# [AIM OF THE TASK]
Scan the entries below. List each line with "Users".

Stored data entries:
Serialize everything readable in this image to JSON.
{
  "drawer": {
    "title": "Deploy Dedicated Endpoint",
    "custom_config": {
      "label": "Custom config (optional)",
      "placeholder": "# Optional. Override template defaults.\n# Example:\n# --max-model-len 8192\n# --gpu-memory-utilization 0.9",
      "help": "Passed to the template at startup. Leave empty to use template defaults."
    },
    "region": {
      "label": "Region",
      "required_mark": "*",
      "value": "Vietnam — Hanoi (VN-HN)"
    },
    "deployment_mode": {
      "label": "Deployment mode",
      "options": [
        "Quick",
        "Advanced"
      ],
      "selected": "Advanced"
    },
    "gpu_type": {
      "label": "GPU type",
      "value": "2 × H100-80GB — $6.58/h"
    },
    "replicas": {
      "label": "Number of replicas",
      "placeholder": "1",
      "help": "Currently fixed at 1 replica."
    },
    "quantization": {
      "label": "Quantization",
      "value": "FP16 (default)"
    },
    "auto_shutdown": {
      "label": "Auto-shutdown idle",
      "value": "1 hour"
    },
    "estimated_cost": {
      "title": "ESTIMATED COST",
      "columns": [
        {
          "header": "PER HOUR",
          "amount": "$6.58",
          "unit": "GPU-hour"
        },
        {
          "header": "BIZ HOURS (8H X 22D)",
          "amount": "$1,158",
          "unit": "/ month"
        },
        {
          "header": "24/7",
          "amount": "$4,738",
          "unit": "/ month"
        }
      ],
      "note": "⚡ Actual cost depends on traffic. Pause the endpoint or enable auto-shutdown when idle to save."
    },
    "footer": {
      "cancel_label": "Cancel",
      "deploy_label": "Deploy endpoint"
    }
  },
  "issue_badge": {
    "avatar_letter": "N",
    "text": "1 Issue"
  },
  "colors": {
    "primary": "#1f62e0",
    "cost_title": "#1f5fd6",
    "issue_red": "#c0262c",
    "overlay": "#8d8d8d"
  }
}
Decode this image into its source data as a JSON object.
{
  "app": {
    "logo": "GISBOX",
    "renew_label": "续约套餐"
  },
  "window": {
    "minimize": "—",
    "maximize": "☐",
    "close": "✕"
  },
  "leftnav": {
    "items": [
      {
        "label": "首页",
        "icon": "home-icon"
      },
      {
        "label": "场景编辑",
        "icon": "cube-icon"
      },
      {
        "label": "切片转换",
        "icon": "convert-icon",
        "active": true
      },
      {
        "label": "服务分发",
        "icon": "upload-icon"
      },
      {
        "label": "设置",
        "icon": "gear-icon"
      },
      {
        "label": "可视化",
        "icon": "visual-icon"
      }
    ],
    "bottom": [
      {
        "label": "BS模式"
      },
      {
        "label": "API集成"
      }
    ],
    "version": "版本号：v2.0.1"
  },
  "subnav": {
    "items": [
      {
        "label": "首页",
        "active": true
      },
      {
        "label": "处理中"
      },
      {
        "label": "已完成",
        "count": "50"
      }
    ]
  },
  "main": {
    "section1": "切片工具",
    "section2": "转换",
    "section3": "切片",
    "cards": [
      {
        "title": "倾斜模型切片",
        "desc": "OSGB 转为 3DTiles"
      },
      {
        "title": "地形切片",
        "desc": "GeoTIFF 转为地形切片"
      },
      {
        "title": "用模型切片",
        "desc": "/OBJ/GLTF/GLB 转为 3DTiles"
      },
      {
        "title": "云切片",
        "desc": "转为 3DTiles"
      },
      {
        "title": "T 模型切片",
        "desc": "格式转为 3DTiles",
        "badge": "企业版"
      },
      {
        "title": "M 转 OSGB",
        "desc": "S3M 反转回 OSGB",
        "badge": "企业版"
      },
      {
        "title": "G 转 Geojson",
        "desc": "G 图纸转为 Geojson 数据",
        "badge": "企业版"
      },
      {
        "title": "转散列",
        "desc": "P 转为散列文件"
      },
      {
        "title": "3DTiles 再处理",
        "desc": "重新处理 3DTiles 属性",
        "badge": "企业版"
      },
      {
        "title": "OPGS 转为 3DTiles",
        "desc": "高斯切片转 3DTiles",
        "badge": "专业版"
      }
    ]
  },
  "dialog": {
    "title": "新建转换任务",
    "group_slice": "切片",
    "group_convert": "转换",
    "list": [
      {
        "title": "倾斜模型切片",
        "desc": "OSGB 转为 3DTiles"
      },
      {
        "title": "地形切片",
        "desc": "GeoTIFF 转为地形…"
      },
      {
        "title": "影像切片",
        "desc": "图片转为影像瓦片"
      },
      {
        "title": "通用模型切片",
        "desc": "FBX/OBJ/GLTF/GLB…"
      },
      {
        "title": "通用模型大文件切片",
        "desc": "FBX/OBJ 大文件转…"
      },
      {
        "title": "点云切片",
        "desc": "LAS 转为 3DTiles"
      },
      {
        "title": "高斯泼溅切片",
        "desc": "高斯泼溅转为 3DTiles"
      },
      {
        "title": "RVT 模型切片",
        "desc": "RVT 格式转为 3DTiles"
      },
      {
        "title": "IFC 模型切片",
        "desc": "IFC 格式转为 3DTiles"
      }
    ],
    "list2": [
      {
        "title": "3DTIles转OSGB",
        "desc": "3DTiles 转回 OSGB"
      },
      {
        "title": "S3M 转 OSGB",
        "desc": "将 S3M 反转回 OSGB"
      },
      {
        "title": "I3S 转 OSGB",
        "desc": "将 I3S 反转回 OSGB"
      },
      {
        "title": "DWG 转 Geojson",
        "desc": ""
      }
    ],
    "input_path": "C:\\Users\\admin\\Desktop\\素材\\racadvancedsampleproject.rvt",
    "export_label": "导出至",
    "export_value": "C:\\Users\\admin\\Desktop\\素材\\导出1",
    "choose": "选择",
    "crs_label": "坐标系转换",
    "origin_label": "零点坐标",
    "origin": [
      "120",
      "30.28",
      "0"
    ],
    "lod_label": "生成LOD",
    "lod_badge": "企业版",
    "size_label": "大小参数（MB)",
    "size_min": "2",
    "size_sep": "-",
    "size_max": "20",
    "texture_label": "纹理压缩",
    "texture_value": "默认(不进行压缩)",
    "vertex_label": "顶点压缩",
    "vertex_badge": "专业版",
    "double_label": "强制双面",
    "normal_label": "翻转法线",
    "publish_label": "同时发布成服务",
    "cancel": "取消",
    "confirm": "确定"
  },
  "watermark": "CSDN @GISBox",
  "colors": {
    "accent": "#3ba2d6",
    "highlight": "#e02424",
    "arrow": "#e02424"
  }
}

# [TASK ANSWER]
    "input_path": "C:\\Users\\admin\\Desktop\\素材\\racadvancedsampleproject.rvt",
    "export_value": "C:\\Users\\admin\\Desktop\\素材\\导出1",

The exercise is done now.